What the exercise asks:
Show every line in the records below that contains the word "Canada".
+-------+
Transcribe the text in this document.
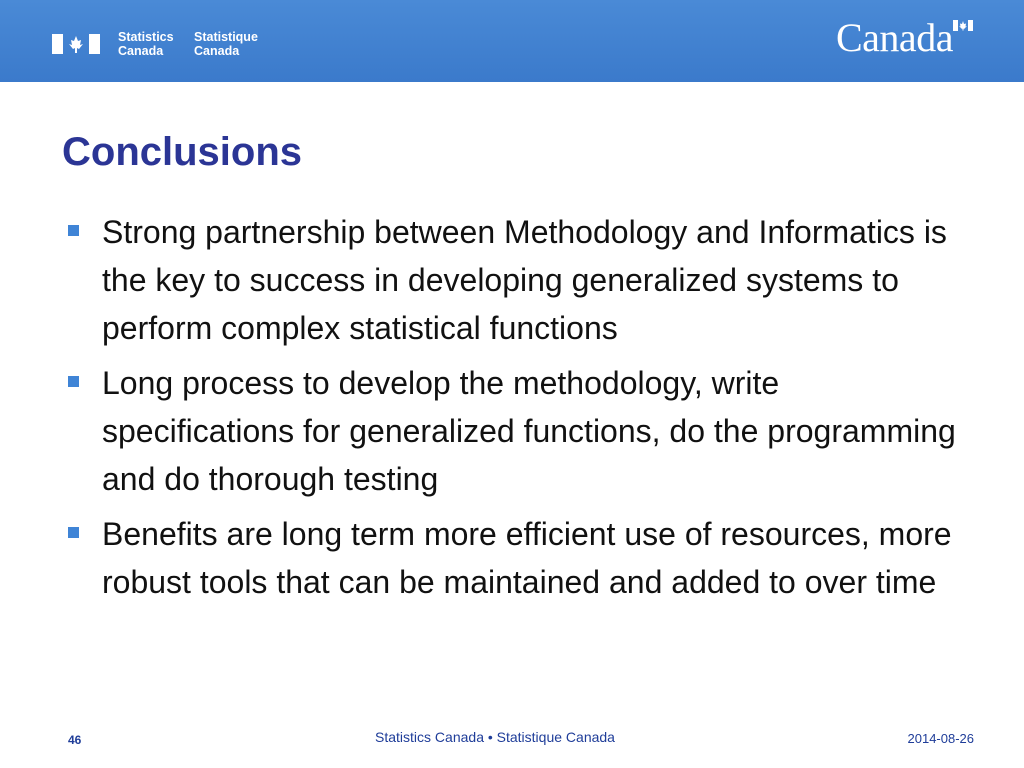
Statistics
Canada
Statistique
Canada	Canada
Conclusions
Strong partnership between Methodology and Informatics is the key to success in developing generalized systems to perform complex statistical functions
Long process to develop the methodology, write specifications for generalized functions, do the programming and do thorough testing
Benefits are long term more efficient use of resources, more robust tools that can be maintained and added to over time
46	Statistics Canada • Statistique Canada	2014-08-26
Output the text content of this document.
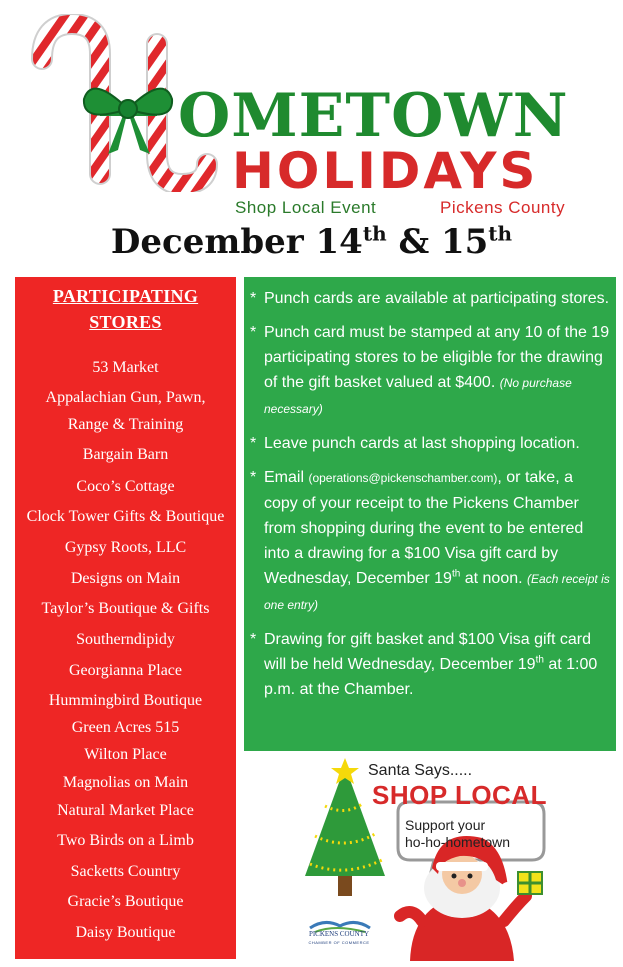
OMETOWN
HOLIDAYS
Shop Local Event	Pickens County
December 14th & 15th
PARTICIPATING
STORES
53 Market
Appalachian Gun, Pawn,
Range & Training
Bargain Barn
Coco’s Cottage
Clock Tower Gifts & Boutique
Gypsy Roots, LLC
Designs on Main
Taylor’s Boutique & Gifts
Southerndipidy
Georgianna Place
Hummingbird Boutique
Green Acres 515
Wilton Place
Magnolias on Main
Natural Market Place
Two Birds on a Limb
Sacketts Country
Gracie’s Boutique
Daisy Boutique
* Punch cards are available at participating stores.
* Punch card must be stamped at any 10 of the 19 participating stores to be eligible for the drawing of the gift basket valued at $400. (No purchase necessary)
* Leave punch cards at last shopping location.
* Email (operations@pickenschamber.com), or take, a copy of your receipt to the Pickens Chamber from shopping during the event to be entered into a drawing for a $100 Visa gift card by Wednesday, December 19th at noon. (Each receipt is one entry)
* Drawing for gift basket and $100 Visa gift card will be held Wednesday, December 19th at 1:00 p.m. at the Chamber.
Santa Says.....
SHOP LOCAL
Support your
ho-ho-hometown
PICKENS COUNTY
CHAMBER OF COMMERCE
+-------+
Task solution:
Canada
Canada	Canada
46	Statistics Canada • Statistique Canada	2014-08-26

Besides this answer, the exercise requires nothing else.